* **Текст для чтения**:
Театральная школа
Что лежит на чашах весов
Интервью с режиссером и художественным руководителем Небольшого Драматического Театра (НДТ) Львом Эренбургом.
Лев Борисович Эренбург — хорошо знакомое и особое имя в театральном мире. Странно, что сегодня такие мастера — одиночки. Еще недавно казалось, что сцена никогда не отступится от их принципов и правил. Времена меняются. Границы театральных территорий очерчены в новом рисунке. И части материка становятся островами в непривычно короткие сроки. А вокруг штормит. Гуляет ветер. Тем серьезнее вопросы основ актерской профессии, школы, в которой воспитывается удивительное мастерство — умение слышать время, ветер и крепко строить, быть на равных со стихией.
Впрочем, Эренбург, по-видимому, был одиночкой всегда. Таков он и таковы обстоятельства, которые всегда лежат на второй чаше весов. А на первой?..
Школа, художественный метод, который исповедует Эренбург, включает те самые колебания весов, которые, собственно, и есть вся наша мятежная жизнь.
Он чувствует спор и спорит жестко. Простой разговор с ним невозможен. Он идет «на принцип», и это самое интересное. Тут вопросы театра и смысла жизни возникают из биографии и имеют большой разбег: из прошлого — в живые ткани сегодняшнего дня. А поскольку разговор об учителях и учениках, постольку и вопросы эти оказываются самыми острыми и самыми главными сегодня. Для нас самих и для тех, кто еще только начинает… и репетирует с Эренбургом новый спектакль — «Братья Карамазовы» (премьера — в мае).
— Лев Борисович, преподавать актерское мастерство — значит быть учителем или все-таки оставаться режиссером, строящим свой театр? Чего больше?
— Непросто ответить.
Пожалуй, желание учить артистов у меня было всегда. Другое дело — потребность учить режиссуре появилась сравнительно недавно. Да, мне реально кажется, что я могу поделиться с учениками тем, что я получил от своих учителей. А они, по-моему, были великими. Все трое: Георгий Александрович Товстоногов, Аркадий Иосифович Кацман и Ирина Борисовна Малочевская. Учительство — это, конечно же, желание и умение поделиться тем, что умеешь, знаешь, и тем, чем гордишься. Это немаловажно. Школой я горжусь, глубоко чту ее. Горжусь той методологической основой, которую мне дали учителя.

(Фрагмент файла данных)
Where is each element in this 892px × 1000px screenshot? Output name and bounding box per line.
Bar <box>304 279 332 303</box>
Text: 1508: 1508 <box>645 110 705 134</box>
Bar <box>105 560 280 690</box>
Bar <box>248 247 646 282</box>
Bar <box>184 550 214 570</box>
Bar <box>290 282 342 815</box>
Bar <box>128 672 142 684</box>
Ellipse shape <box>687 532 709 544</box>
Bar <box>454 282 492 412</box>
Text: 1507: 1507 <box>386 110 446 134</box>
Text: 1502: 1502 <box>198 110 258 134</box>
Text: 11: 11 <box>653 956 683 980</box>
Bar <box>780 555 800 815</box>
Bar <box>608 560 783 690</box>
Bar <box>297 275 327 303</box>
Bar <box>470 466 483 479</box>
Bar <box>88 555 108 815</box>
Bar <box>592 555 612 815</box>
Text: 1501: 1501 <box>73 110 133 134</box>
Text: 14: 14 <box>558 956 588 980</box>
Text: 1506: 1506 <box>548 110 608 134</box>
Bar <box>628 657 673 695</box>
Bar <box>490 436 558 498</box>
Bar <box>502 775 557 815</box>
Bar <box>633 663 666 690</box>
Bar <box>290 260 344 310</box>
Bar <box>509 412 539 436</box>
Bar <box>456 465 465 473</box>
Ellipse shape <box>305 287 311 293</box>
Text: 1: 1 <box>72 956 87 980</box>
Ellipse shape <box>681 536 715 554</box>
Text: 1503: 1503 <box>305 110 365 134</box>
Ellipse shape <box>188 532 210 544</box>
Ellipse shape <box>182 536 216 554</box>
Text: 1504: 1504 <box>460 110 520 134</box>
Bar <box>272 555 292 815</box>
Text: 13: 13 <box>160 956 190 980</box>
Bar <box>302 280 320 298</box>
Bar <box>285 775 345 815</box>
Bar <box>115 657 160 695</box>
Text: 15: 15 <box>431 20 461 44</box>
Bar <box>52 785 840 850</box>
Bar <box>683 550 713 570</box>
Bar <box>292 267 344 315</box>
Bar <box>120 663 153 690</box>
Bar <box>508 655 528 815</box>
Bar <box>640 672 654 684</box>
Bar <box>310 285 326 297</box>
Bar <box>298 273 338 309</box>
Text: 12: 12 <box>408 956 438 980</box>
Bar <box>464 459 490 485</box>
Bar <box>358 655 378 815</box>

* **Задания и упражнения**:
**a)** Соответствуют ли интервью следующие утверждения? Для каждого ответьте «да» или «нет» и дословно приведите решающие слова интервью. (i) Премьера спектакля «Братья Карамазовы» назначена на май. (ii) Потребность учить режиссуре была у Эренбурга всегда. (iii) Эренбург называет трех своих учителей.
**b)** Процитируйте фрагмент интервью, начиная со слов «Лев Борисович Эренбург» и до слов «равных со стихией.» включительно.

* **Ожидаемые ответы**:
**a)**
(i) Да: «„Братья Карамазовы“ (премьера — в мае)».
(ii) Нет: «Другое дело — потребность учить режиссуре появилась сравнительно недавно».
(iii) Да: «Все трое: Георгий Александрович Товстоногов, Аркадий Иосифович Кацман и Ирина Борисовна Малочевская».

**b)**
Лев Борисович Эренбург — хорошо знакомое и особое имя в театральном мире. Странно, что сегодня такие мастера — одиночки. Еще недавно казалось, что сцена никогда не отступится от их принципов и правил. Времена меняются. Границы театральных территорий очерчены в новом рисунке. И части материка становятся островами в непривычно короткие сроки. А вокруг штормит. Гуляет ветер. Тем серьезнее вопросы основ актерской профессии, школы, в которой воспитывается удивительное мастерство — умение слышать время, ветер и крепко строить, быть на равных со стихией.